_Requirements_.
Wherever the string "screenshot" appears in a line, extract that line.
╔══
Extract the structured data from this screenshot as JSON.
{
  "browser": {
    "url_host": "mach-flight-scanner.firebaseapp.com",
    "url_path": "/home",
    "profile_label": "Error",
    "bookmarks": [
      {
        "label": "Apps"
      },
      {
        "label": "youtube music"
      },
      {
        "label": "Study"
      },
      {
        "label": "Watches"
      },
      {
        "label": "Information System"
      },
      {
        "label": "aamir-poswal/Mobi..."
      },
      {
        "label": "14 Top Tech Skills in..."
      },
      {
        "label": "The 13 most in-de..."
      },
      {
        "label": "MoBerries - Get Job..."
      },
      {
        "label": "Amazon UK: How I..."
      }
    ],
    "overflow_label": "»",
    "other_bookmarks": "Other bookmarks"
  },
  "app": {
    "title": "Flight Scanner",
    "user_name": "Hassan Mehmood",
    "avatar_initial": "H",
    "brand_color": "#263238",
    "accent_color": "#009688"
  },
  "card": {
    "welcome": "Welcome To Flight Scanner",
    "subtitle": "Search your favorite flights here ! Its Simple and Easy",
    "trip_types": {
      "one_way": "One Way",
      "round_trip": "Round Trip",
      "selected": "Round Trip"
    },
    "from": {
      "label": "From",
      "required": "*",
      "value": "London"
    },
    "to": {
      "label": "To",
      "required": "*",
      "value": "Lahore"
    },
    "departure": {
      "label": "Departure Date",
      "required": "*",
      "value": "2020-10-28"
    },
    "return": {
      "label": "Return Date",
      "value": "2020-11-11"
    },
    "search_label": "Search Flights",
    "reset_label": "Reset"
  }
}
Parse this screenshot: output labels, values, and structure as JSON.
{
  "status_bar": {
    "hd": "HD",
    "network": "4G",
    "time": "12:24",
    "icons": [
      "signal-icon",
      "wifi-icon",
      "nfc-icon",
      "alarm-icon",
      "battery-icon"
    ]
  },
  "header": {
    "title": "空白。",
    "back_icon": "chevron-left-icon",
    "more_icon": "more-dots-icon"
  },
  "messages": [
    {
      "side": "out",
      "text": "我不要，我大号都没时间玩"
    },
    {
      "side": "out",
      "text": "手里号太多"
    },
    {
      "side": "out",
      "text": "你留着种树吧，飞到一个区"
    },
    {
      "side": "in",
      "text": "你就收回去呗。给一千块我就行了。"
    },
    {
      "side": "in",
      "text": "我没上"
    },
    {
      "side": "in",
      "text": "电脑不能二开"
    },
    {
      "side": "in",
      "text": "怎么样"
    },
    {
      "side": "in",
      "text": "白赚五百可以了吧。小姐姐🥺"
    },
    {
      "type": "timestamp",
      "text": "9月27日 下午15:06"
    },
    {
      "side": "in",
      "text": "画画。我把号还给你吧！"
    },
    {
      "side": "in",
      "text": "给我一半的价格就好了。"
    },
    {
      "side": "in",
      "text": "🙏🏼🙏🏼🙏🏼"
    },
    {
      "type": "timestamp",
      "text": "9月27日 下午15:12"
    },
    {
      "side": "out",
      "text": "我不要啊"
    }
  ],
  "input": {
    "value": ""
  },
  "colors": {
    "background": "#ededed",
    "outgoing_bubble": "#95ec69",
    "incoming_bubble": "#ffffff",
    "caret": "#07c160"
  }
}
╚══
_Expected output_.
Extract the structured data from this screenshot as JSON.
Parse this screenshot: output labels, values, and structure as JSON.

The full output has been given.